| Task details |
Print each of the entries exactly, leaving nothing out.

| Entries |
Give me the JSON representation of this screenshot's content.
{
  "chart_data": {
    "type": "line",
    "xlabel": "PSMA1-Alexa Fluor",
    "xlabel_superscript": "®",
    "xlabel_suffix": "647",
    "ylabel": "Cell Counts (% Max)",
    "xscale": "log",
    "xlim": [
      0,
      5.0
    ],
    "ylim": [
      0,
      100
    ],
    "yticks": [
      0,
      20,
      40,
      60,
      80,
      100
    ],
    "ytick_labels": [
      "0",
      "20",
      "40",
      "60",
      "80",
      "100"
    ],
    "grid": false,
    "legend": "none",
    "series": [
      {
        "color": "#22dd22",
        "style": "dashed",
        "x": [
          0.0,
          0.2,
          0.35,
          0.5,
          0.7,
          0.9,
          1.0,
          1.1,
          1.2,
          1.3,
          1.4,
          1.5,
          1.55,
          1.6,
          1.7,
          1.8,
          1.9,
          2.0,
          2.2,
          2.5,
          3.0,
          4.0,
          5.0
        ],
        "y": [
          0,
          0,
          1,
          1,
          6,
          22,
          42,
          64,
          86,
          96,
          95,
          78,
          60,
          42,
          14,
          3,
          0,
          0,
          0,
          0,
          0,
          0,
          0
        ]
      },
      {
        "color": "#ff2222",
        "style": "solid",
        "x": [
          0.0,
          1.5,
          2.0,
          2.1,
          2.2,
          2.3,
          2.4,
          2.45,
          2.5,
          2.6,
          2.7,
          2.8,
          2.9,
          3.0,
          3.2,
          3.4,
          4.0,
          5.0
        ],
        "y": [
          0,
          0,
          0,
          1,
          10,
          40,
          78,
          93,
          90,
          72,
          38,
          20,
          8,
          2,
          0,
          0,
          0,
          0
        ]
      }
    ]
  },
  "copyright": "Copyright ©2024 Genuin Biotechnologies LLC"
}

| Output below |
Give me the JSON representation of this screenshot's content.
{
  "chart_data": {
    "type": "line",
    "xlabel": "PSMA1-Alexa Fluor",
    "xlabel_superscript": "®",
    "xlabel_suffix": "647",
    "ylabel": "Cell Counts (% Max)",
    "xscale": "log",
    "xlim": [
      0,
      5.0
    ],
    "ylim": [
      0,
      100
    ],
    "yticks": [
      0,
      20,
      40,
      60,
      80,
      100
    ],
    "ytick_labels": [
      "0",
      "20",
      "40",
      "60",
      "80",
      "100"
    ],
    "grid": false,
    "legend": "none",
    "series": [
      {
        "color": "#22dd22",
        "style": "dashed",
        "x": [
          0.0,
          0.2,
          0.35,
          0.5,
          0.7,
          0.9,
          1.0,
          1.1,
          1.2,
          1.3,
          1.4,
          1.5,
          1.55,
          1.6,
          1.7,
          1.8,
          1.9,
          2.0,
          2.2,
          2.5,
          3.0,
          4.0,
          5.0
        ],
        "y": [
          0,
          0,
          1,
          1,
          6,
          22,
          42,
          64,
          86,
          96,
          95,
          78,
          60,
          42,
          14,
          3,
          0,
          0,
          0,
          0,
          0,
          0,
          0
        ]
      },
      {
        "color": "#ff2222",
        "style": "solid",
        "x": [
          0.0,
          1.5,
          2.0,
          2.1,
          2.2,
          2.3,
          2.4,
          2.45,
          2.5,
          2.6,
          2.7,
          2.8,
          2.9,
          3.0,
          3.2,
          3.4,
          4.0,
          5.0
        ],
        "y": [
          0,
          0,
          0,
          1,
          10,
          40,
          78,
          93,
          90,
          72,
          38,
          20,
          8,
          2,
          0,
          0,
          0,
          0
        ]
      }
    ]
  },
  "copyright": "Copyright ©2024 Genuin Biotechnologies LLC"
}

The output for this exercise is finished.